EXERCISE REQUIREMENTS. Arrange the lines below as a Markdown table with the columns "Row" and "Line", giving each non-blank line its own numbered row. Leave the pictures out of the table.

MATERIAL PROVIDED.
******************************

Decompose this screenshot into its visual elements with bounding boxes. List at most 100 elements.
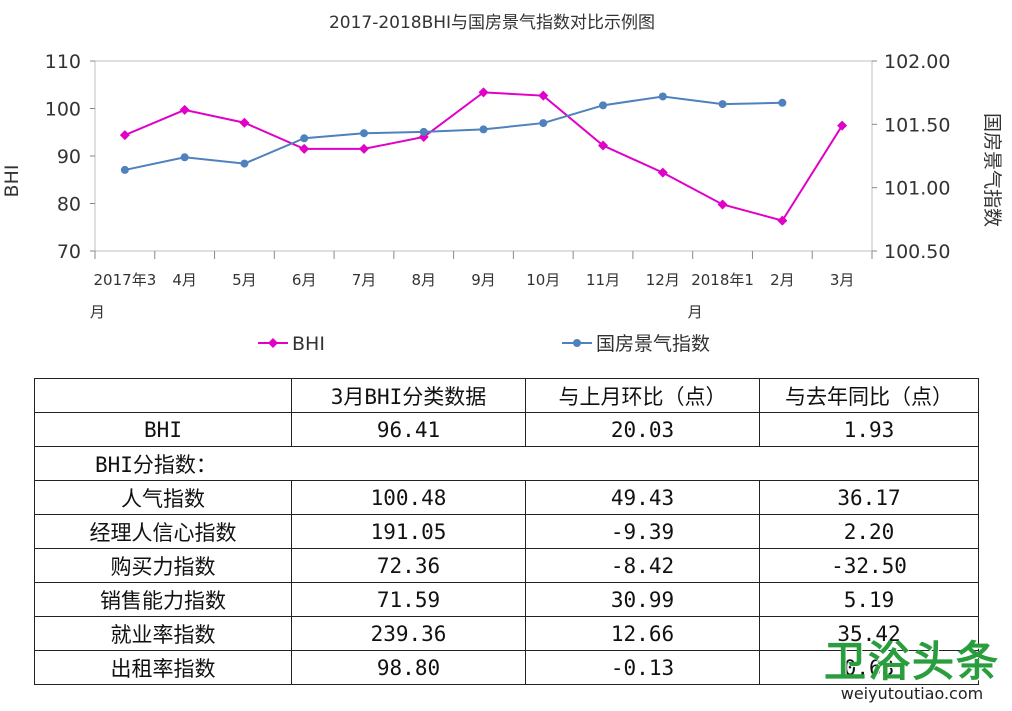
cell-value: 96.41 <box>291 412 526 447</box>
row-label: 就业率指数 <box>34 616 292 651</box>
x-tick-label: 2017年3 <box>94 271 157 289</box>
x-tick-label: 12月 <box>646 271 680 289</box>
series-line-bhi <box>124 91 843 222</box>
data-point-bhi <box>119 130 130 141</box>
table-row: 人气指数 100.48 49.43 36.17 <box>34 480 979 515</box>
table-row: 就业率指数 239.36 12.66 35.42 <box>34 616 979 651</box>
data-point-guofang <box>180 153 189 162</box>
table-section-row: BHI分指数： <box>34 446 979 481</box>
legend-label: BHI <box>292 333 325 355</box>
chart-title: 2017-2018BHI与国房景气指数对比示例图 <box>329 13 655 33</box>
watermark: 卫浴头条 weiyutoutiao.com <box>823 637 1000 704</box>
cell-value: 49.43 <box>525 480 760 515</box>
cell-value: 30.99 <box>525 582 760 617</box>
series-line-guofang <box>124 95 783 171</box>
chart-area: 2017-2018BHI与国房景气指数对比示例图 70 80 90 100 110 100.… <box>1 13 1003 355</box>
x-tick-label: 月 <box>688 303 703 321</box>
header-cell: 3月BHI分类数据 <box>291 378 526 413</box>
cell-value: -32.50 <box>759 548 979 583</box>
y-tick-label: 70 <box>57 241 81 263</box>
row-label: 人气指数 <box>34 480 292 515</box>
x-tick-label: 9月 <box>471 271 496 289</box>
legend-marker <box>573 339 581 347</box>
row-label: BHI <box>34 412 292 447</box>
cell-value: 36.17 <box>759 480 979 515</box>
cell-value: 191.05 <box>291 514 526 549</box>
data-point-guofang <box>778 98 787 107</box>
data-point-bhi <box>598 140 609 151</box>
cell-value: 5.19 <box>759 582 979 617</box>
data-point-guofang <box>658 92 667 101</box>
data-point-guofang <box>479 125 488 134</box>
legend-marker <box>268 338 278 348</box>
data-table: 3月BHI分类数据 与上月环比（点） 与去年同比（点） BHI 96.41 20… <box>34 378 979 685</box>
cell-value: 0.63 <box>759 650 979 685</box>
data-point-bhi <box>657 167 668 178</box>
cell-value: -8.42 <box>525 548 760 583</box>
data-point-guofang <box>300 134 309 143</box>
header-cell <box>34 378 292 413</box>
cell-value: 98.80 <box>291 650 526 685</box>
cell-value: 2.20 <box>759 514 979 549</box>
data-point-guofang <box>539 119 548 128</box>
y-axis-title: BHI <box>1 165 23 198</box>
y2-tick-label: 100.50 <box>884 241 950 263</box>
y2-tick-label: 102.00 <box>884 51 950 73</box>
x-tick-label: 2月 <box>770 271 795 289</box>
data-point-guofang <box>120 165 129 174</box>
y-tick-label: 100 <box>45 99 81 121</box>
x-tick-label: 月 <box>90 303 105 321</box>
row-label: 销售能力指数 <box>34 582 292 617</box>
cell-value: -9.39 <box>525 514 760 549</box>
data-point-guofang <box>359 129 368 138</box>
row-label: 出租率指数 <box>34 650 292 685</box>
data-point-guofang <box>599 101 608 110</box>
section-label: BHI分指数： <box>34 446 979 481</box>
y-tick-label: 80 <box>57 194 81 216</box>
cell-value: 12.66 <box>525 616 760 651</box>
row-label: 购买力指数 <box>34 548 292 583</box>
watermark-logo: 卫浴头条 <box>823 637 1000 686</box>
cell-value: 72.36 <box>291 548 526 583</box>
table-row: 购买力指数 72.36 -8.42 -32.50 <box>34 548 979 583</box>
cell-value: 71.59 <box>291 582 526 617</box>
legend-label: 国房景气指数 <box>596 333 710 355</box>
cell-value: 1.93 <box>759 412 979 447</box>
data-point-guofang <box>419 127 428 136</box>
table-row-bhi: BHI 96.41 20.03 1.93 <box>34 412 979 447</box>
data-point-bhi <box>837 120 848 131</box>
x-tick-label: 2018年1 <box>691 271 754 289</box>
y-tick-label: 110 <box>45 51 81 73</box>
data-point-bhi <box>717 199 728 210</box>
table-header-row: 3月BHI分类数据 与上月环比（点） 与去年同比（点） <box>34 378 979 413</box>
y2-tick-label: 101.50 <box>884 114 950 136</box>
data-point-bhi <box>179 104 190 115</box>
y2-axis-title: 国房景气指数 <box>981 113 1003 227</box>
chart-svg: 2017-2018BHI与国房景气指数对比示例图 70 80 90 100 110 100.… <box>1 13 1003 355</box>
x-tick-label: 6月 <box>292 271 317 289</box>
table-row: 经理人信心指数 191.05 -9.39 2.20 <box>34 514 979 549</box>
x-tick-label: 8月 <box>411 271 436 289</box>
cell-value: -0.13 <box>525 650 760 685</box>
y-tick-label: 90 <box>57 146 81 168</box>
data-point-guofang <box>240 159 249 168</box>
cell-value: 20.03 <box>525 412 760 447</box>
cell-value: 100.48 <box>291 480 526 515</box>
cell-value: 35.42 <box>759 616 979 651</box>
x-tick-label: 7月 <box>352 271 377 289</box>
data-point-bhi <box>299 143 310 154</box>
data-point-bhi <box>239 117 250 128</box>
y2-tick-label: 101.00 <box>884 178 950 200</box>
x-tick-label: 3月 <box>830 271 855 289</box>
data-point-bhi <box>538 90 549 101</box>
table-row: 销售能力指数 71.59 30.99 5.19 <box>34 582 979 617</box>
x-tick-label: 11月 <box>586 271 620 289</box>
x-tick-label: 10月 <box>526 271 560 289</box>
header-cell: 与上月环比（点） <box>525 378 760 413</box>
x-tick-label: 4月 <box>172 271 197 289</box>
table-row: 出租率指数 98.80 -0.13 0.63 <box>34 650 979 685</box>
cell-value: 239.36 <box>291 616 526 651</box>
data-point-bhi <box>777 215 788 226</box>
data-point-bhi <box>478 87 489 98</box>
watermark-url: weiyutoutiao.com <box>840 684 984 703</box>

******************************

EXPECTED ANSWER.
| Row | Line |
|---|---|
| 1 | Decompose this screenshot into its visual elements with bounding boxes. List at most 100 elements. |
| 2 | cell-value: 96.41 <box>291 412 526 447</box> |
| 3 | row-label: 就业率指数 <box>34 616 292 651</box> |
| 4 | x-tick-label: 2017年3 <box>94 271 157 289</box> |
| 5 | x-tick-label: 12月 <box>646 271 680 289</box> |
| 6 | series-line-bhi <box>124 91 843 222</box> |
| 7 | data-point-bhi <box>119 130 130 141</box> |
| 8 | table-row: 人气指数 100.48 49.43 36.17 <box>34 480 979 515</box> |
| 9 | table-row: 就业率指数 239.36 12.66 35.42 <box>34 616 979 651</box> |
| 10 | data-point-guofang <box>180 153 189 162</box> |
| 11 | table-section-row: BHI分指数： <box>34 446 979 481</box> |
| 12 | legend-label: BHI <box>292 333 325 355</box> |
| 13 | chart-title: 2017-2018BHI与国房景气指数对比示例图 <box>329 13 655 33</box> |
| 14 | watermark: 卫浴头条 weiyutoutiao.com <box>823 637 1000 704</box> |
| 15 | cell-value: 49.43 <box>525 480 760 515</box> |
| 16 | cell-value: 30.99 <box>525 582 760 617</box> |
| 17 | series-line-guofang <box>124 95 783 171</box> |
| 18 | chart-area: 2017-2018BHI与国房景气指数对比示例图 70 80 90 100 110 100.… <box>1 13 1003 355</box> |
| 19 | x-tick-label: 月 <box>688 303 703 321</box> |
| 20 | header-cell: 3月BHI分类数据 <box>291 378 526 413</box> |
| 21 | cell-value: -32.50 <box>759 548 979 583</box> |
| 22 | y-tick-label: 70 <box>57 241 81 263</box> |
| 23 | row-label: 人气指数 <box>34 480 292 515</box> |
| 24 | x-tick-label: 9月 <box>471 271 496 289</box> |
| 25 | legend-marker <box>573 339 581 347</box> |
| 26 | row-label: BHI <box>34 412 292 447</box> |
| 27 | cell-value: 36.17 <box>759 480 979 515</box> |
| 28 | cell-value: 191.05 <box>291 514 526 549</box> |
| 29 | data-point-guofang <box>778 98 787 107</box> |
| 30 | data-point-bhi <box>598 140 609 151</box> |
| 31 | cell-value: 5.19 <box>759 582 979 617</box> |
| 32 | data-point-guofang <box>658 92 667 101</box> |
| 33 | data-point-guofang <box>479 125 488 134</box> |
| 34 | legend-marker <box>268 338 278 348</box> |
| 35 | data-table: 3月BHI分类数据 与上月环比（点） 与去年同比（点） BHI 96.41 20… <box>34 378 979 685</box> |
| 36 | cell-value: 0.63 <box>759 650 979 685</box> |
| 37 | data-point-bhi <box>657 167 668 178</box> |
| 38 | cell-value: -8.42 <box>525 548 760 583</box> |
| 39 | data-point-guofang <box>300 134 309 143</box> |
| 40 | header-cell <box>34 378 292 413</box> |
| 41 | cell-value: 98.80 <box>291 650 526 685</box> |
| 42 | cell-value: 2.20 <box>759 514 979 549</box> |
| 43 | data-point-guofang <box>539 119 548 128</box> |
| 44 | y-axis-title: BHI <box>1 165 23 198</box> |
| 45 | y2-tick-label: 100.50 <box>884 241 950 263</box> |
| 46 | y2-tick-label: 102.00 <box>884 51 950 73</box> |
| 47 | x-tick-label: 2月 <box>770 271 795 289</box> |
| 48 | data-point-guofang <box>120 165 129 174</box> |
| 49 | y-tick-label: 100 <box>45 99 81 121</box> |
| 50 | x-tick-label: 月 <box>90 303 105 321</box> |
| 51 | row-label: 销售能力指数 <box>34 582 292 617</box> |
| 52 | cell-value: -9.39 <box>525 514 760 549</box> |
| 53 | data-point-guofang <box>359 129 368 138</box> |
| 54 | row-label: 出租率指数 <box>34 650 292 685</box> |
| 55 | data-point-guofang <box>599 101 608 110</box> |
| 56 | section-label: BHI分指数： <box>34 446 979 481</box> |
| 57 | y-tick-label: 80 <box>57 194 81 216</box> |
| 58 | cell-value: 12.66 <box>525 616 760 651</box> |
| 59 | row-label: 购买力指数 <box>34 548 292 583</box> |
| 60 | watermark-logo: 卫浴头条 <box>823 637 1000 686</box> |
| 61 | cell-value: 72.36 <box>291 548 526 583</box> |
| 62 | table-row: 购买力指数 72.36 -8.42 -32.50 <box>34 548 979 583</box> |
| 63 | cell-value: 71.59 <box>291 582 526 617</box> |
| 64 | legend-label: 国房景气指数 <box>596 333 710 355</box> |
| 65 | cell-value: 1.93 <box>759 412 979 447</box> |
| 66 | data-point-guofang <box>419 127 428 136</box> |
| 67 | table-row-bhi: BHI 96.41 20.03 1.93 <box>34 412 979 447</box> |
| 68 | data-point-bhi <box>837 120 848 131</box> |
| 69 | x-tick-label: 2018年1 <box>691 271 754 289</box> |
| 70 | y-tick-label: 110 <box>45 51 81 73</box> |
| 71 | data-point-bhi <box>717 199 728 210</box> |
| 72 | table-header-row: 3月BHI分类数据 与上月环比（点） 与去年同比（点） <box>34 378 979 413</box> |
| 73 | y2-tick-label: 101.50 <box>884 114 950 136</box> |
| 74 | data-point-bhi <box>179 104 190 115</box> |
| 75 | y2-axis-title: 国房景气指数 <box>981 113 1003 227</box> |
| 76 | chart-svg: 2017-2018BHI与国房景气指数对比示例图 70 80 90 100 110 100.… <box>1 13 1003 355</box> |
| 77 | x-tick-label: 6月 <box>292 271 317 289</box> |
| 78 | table-row: 经理人信心指数 191.05 -9.39 2.20 <box>34 514 979 549</box> |
| 79 | x-tick-label: 8月 <box>411 271 436 289</box> |
| 80 | cell-value: -0.13 <box>525 650 760 685</box> |
| 81 | y-tick-label: 90 <box>57 146 81 168</box> |
| 82 | data-point-guofang <box>240 159 249 168</box> |
| 83 | cell-value: 20.03 <box>525 412 760 447</box> |
| 84 | cell-value: 100.48 <box>291 480 526 515</box> |
| 85 | cell-value: 35.42 <box>759 616 979 651</box> |
| 86 | x-tick-label: 7月 <box>352 271 377 289</box> |
| 87 | data-point-bhi <box>299 143 310 154</box> |
| 88 | data-point-bhi <box>239 117 250 128</box> |
| 89 | y2-tick-label: 101.00 <box>884 178 950 200</box> |
| 90 | x-tick-label: 3月 <box>830 271 855 289</box> |
| 91 | data-point-bhi <box>538 90 549 101</box> |
| 92 | table-row: 销售能力指数 71.59 30.99 5.19 <box>34 582 979 617</box> |
| 93 | x-tick-label: 11月 <box>586 271 620 289</box> |
| 94 | x-tick-label: 10月 <box>526 271 560 289</box> |
| 95 | header-cell: 与上月环比（点） <box>525 378 760 413</box> |
| 96 | x-tick-label: 4月 <box>172 271 197 289</box> |
| 97 | table-row: 出租率指数 98.80 -0.13 0.63 <box>34 650 979 685</box> |
| 98 | cell-value: 239.36 <box>291 616 526 651</box> |
| 99 | data-point-bhi <box>777 215 788 226</box> |
| 100 | data-point-bhi <box>478 87 489 98</box> |
| 101 | watermark-url: weiyutoutiao.com <box>840 684 984 703</box> |